Saved entries:
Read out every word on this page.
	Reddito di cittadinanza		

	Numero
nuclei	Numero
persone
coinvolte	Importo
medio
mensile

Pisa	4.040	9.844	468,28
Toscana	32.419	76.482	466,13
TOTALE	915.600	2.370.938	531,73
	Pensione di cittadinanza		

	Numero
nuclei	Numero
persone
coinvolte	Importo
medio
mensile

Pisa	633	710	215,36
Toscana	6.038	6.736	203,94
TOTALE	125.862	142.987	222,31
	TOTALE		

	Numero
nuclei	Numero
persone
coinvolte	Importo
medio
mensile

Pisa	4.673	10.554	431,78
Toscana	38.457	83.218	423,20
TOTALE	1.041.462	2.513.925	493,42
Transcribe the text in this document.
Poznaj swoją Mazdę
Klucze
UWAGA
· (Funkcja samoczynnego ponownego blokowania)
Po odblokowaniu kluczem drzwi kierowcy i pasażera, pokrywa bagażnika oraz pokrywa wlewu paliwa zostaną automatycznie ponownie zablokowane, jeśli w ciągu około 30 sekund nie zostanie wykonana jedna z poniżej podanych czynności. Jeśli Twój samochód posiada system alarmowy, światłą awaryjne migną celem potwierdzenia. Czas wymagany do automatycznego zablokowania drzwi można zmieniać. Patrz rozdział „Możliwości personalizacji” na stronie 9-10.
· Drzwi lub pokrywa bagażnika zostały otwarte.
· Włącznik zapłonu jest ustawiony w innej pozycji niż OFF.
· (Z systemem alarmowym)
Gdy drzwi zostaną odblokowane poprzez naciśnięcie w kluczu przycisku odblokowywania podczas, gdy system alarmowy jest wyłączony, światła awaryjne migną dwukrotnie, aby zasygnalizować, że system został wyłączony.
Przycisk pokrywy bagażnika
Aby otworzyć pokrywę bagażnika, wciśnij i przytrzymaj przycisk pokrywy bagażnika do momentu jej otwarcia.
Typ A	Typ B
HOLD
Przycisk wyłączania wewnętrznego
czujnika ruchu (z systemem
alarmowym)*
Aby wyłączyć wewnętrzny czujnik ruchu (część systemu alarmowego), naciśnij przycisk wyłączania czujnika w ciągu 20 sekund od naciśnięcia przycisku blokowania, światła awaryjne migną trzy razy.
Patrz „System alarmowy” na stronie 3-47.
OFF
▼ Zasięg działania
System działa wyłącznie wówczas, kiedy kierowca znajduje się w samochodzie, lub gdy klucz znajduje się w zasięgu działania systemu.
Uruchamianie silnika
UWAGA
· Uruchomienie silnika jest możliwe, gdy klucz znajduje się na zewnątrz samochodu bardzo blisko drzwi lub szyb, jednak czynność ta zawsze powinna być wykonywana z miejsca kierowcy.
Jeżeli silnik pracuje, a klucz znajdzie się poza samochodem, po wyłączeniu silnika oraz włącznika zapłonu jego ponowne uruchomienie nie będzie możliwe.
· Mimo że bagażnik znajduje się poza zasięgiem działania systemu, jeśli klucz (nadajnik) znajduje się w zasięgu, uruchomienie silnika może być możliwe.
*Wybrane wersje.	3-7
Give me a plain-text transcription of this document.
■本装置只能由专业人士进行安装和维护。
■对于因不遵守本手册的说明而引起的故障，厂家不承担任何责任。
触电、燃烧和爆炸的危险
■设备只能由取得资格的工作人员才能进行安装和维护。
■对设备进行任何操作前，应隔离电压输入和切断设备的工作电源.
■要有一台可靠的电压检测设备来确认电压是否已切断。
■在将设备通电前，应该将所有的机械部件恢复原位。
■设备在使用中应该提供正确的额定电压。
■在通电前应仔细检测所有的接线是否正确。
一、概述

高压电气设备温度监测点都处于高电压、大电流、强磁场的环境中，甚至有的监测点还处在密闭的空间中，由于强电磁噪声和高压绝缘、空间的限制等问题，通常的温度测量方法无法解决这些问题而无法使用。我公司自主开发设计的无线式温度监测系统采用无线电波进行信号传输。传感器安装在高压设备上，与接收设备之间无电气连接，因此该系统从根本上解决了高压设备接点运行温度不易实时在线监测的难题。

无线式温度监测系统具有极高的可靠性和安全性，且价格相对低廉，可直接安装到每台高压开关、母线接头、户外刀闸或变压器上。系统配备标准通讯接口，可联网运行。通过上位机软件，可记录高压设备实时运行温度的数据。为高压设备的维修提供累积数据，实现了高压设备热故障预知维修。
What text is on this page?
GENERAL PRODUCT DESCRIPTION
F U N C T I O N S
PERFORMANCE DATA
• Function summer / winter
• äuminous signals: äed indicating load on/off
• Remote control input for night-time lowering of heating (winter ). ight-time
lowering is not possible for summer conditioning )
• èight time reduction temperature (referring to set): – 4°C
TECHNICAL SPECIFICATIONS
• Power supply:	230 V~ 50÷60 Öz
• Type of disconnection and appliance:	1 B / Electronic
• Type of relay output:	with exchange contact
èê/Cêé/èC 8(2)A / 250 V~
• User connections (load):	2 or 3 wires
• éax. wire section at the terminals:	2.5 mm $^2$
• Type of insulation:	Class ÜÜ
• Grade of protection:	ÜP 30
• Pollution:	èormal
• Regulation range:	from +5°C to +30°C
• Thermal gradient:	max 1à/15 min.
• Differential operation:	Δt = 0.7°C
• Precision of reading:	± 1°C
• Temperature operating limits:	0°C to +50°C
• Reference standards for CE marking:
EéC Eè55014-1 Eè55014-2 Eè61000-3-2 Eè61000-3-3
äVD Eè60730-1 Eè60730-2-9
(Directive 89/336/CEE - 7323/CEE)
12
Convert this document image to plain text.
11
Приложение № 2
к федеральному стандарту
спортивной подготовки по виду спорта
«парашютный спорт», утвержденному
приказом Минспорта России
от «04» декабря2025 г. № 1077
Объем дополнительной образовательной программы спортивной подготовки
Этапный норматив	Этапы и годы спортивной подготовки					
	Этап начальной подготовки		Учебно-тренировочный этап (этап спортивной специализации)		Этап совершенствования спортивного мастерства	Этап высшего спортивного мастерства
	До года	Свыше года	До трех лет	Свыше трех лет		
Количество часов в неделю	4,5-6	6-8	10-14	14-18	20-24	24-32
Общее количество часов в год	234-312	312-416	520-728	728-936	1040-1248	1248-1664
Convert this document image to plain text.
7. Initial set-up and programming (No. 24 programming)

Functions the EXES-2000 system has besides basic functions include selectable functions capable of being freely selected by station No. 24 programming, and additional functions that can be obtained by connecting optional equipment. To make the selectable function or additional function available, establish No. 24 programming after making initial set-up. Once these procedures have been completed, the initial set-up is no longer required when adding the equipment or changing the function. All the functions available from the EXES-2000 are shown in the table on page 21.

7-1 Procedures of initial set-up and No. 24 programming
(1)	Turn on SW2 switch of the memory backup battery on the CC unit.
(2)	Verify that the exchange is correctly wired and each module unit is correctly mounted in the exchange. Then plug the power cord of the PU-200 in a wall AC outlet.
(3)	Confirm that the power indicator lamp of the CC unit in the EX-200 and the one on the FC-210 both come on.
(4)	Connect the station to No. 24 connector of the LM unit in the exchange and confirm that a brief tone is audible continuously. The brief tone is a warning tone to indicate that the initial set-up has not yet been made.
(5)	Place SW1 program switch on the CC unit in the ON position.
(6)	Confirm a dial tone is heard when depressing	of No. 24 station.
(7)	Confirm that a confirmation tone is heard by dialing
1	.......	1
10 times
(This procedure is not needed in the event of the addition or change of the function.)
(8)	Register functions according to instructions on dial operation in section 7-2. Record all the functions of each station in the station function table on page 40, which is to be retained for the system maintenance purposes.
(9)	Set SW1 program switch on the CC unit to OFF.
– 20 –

▶ _PROBLEM STATEMENT_: Look through the data above. Copy every line with the string "ruchu" in it.

▶ _ANSWER FOR THE TASK_:
czujnika ruchu (z systemem
Aby wyłączyć wewnętrzny czujnik ruchu (część systemu alarmowego), naciśnij przycisk wyłączania czujnika w ciągu 20 sekund od naciśnięcia przycisku blokowania, światła awaryjne migną trzy razy.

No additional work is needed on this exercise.